- **Exercise**
Note each line of the listing that contains the string "требованиям", and copy it.

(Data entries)
★ ★ ★ ★

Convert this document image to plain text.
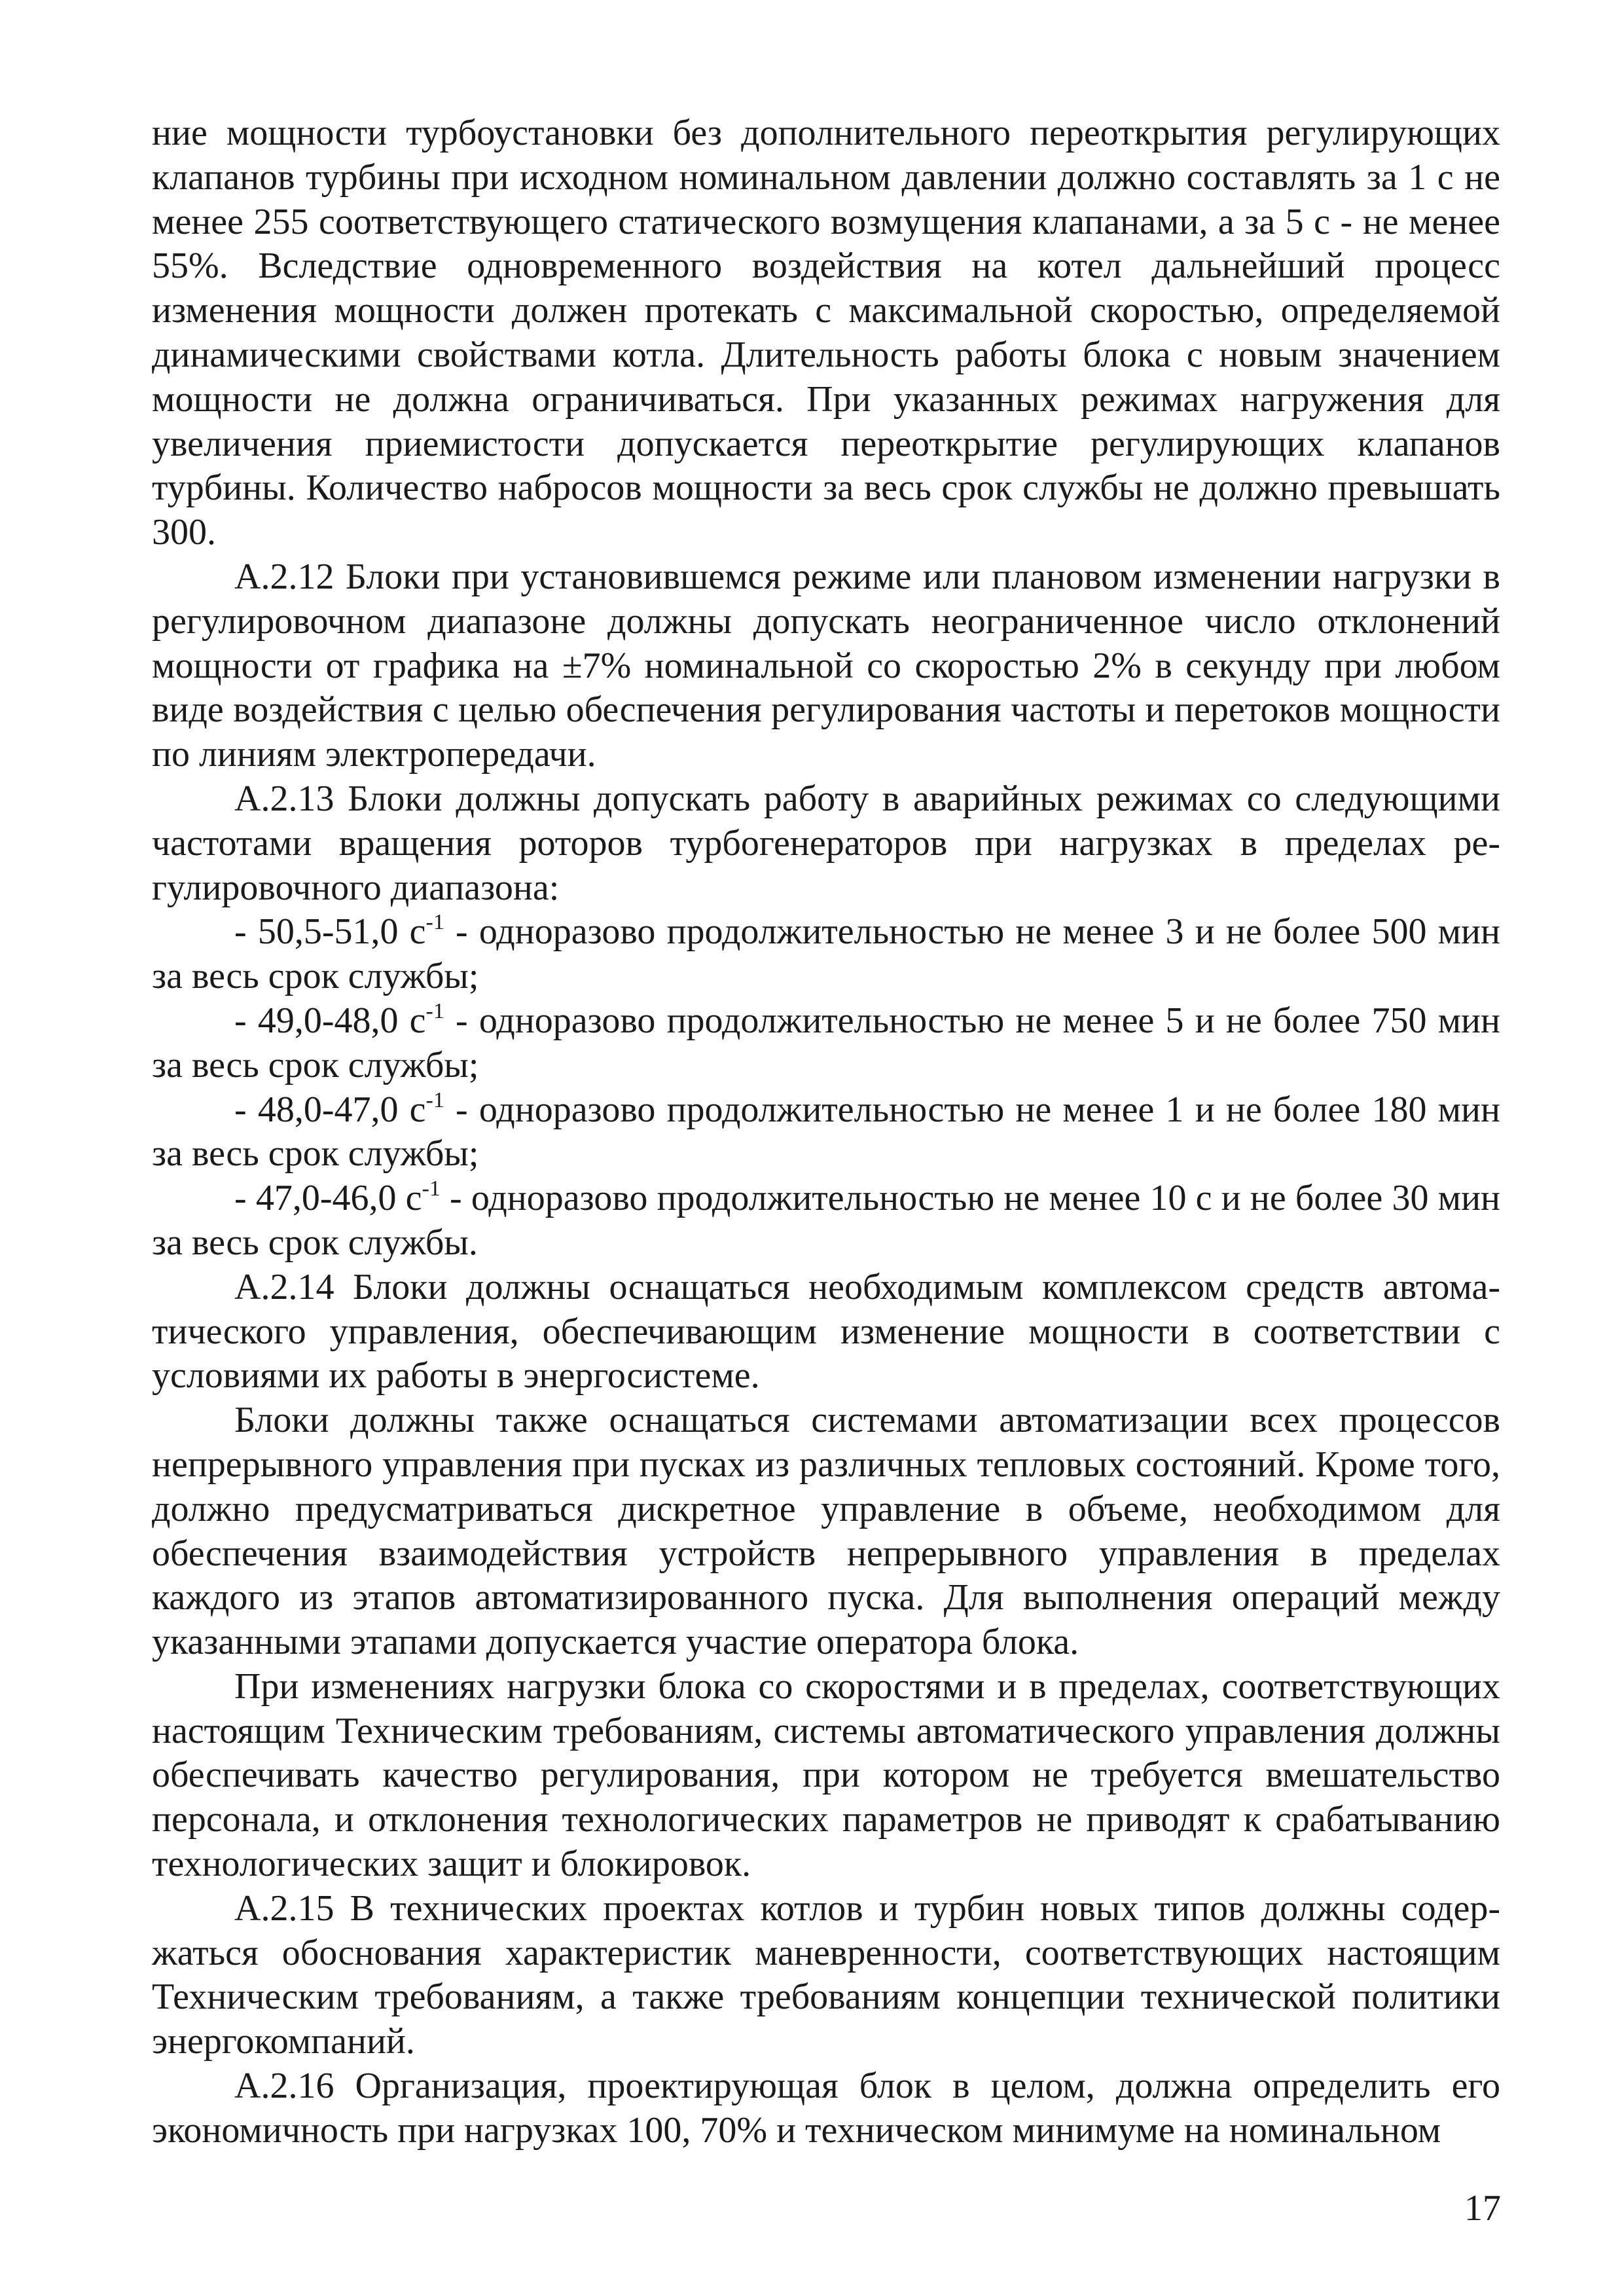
ние мощности турбоустановки без дополнительного переоткрытия регулирующих клапанов турбины при исходном номинальном давлении должно составлять за 1 с не менее 255 соответствующего статического возмущения клапанами, а за 5 с - не менее 55%. Вследствие одновременного воздействия на котел дальнейший процесс изменения мощности должен протекать с максимальной скоростью, определяемой динамическими свойствами котла. Длительность работы блока с новым значением мощности не должна ограничиваться. При указанных режимах нагружения для увеличения приемистости допускается переоткрытие регулирующих клапанов турбины. Количество набросов мощности за весь срок службы не должно превышать 300.

А.2.12 Блоки при установившемся режиме или плановом изменении нагрузки в регулировочном диапазоне должны допускать неограниченное число отклонений мощности от графика на ±7% номинальной со скоростью 2% в секунду при любом виде воздействия с целью обеспечения регулирования частоты и перетоков мощности по линиям электропередачи.

А.2.13 Блоки должны допускать работу в аварийных режимах со следующими частотами вращения роторов турбогенераторов при нагрузках в пределах регулировочного диапазона:

- 50,5-51,0 $с^{-1}$ - одноразово продолжительностью не менее 3 и не более 500 мин за весь срок службы;

- 49,0-48,0 $с^{-1}$ - одноразово продолжительностью не менее 5 и не более 750 мин за весь срок службы;

- 48,0-47,0 $с^{-1}$ - одноразово продолжительностью не менее 1 и не более 180 мин за весь срок службы;

- 47,0-46,0 $с^{-1}$ - одноразово продолжительностью не менее 10 с и не более 30 мин за весь срок службы.

А.2.14 Блоки должны оснащаться необходимым комплексом средств автоматического управления, обеспечивающим изменение мощности в соответствии с условиями их работы в энергосистеме.

Блоки должны также оснащаться системами автоматизации всех процессов непрерывного управления при пусках из различных тепловых состояний. Кроме того, должно предусматриваться дискретное управление в объеме, необходимом для обеспечения взаимодействия устройств непрерывного управления в пределах каждого из этапов автоматизированного пуска. Для выполнения операций между указанными этапами допускается участие оператора блока.

При изменениях нагрузки блока со скоростями и в пределах, соответствующих настоящим Техническим требованиям, системы автоматического управления должны обеспечивать качество регулирования, при котором не требуется вмешательство персонала, и отклонения технологических параметров не приводят к срабатыванию технологических защит и блокировок.

А.2.15 В технических проектах котлов и турбин новых типов должны содержаться обоснования характеристик маневренности, соответствующих настоящим Техническим требованиям, а также требованиям концепции технической политики энергокомпаний.

А.2.16 Организация, проектирующая блок в целом, должна определить его экономичность при нагрузках 100, 70% и техническом минимуме на номинальном

17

★ ★ ★ ★

- **Task answer**
При изменениях нагрузки блока со скоростями и в пределах, соответствующих настоящим Техническим требованиям, системы автоматического управления должны обеспечивать качество регулирования, при котором не требуется вмешательство персонала, и отклонения технологических параметров не приводят к срабатыванию технологических защит и блокировок.
А.2.15 В технических проектах котлов и турбин новых типов должны содержаться обоснования характеристик маневренности, соответствующих настоящим Техническим требованиям, а также требованиям концепции технической политики энергокомпаний.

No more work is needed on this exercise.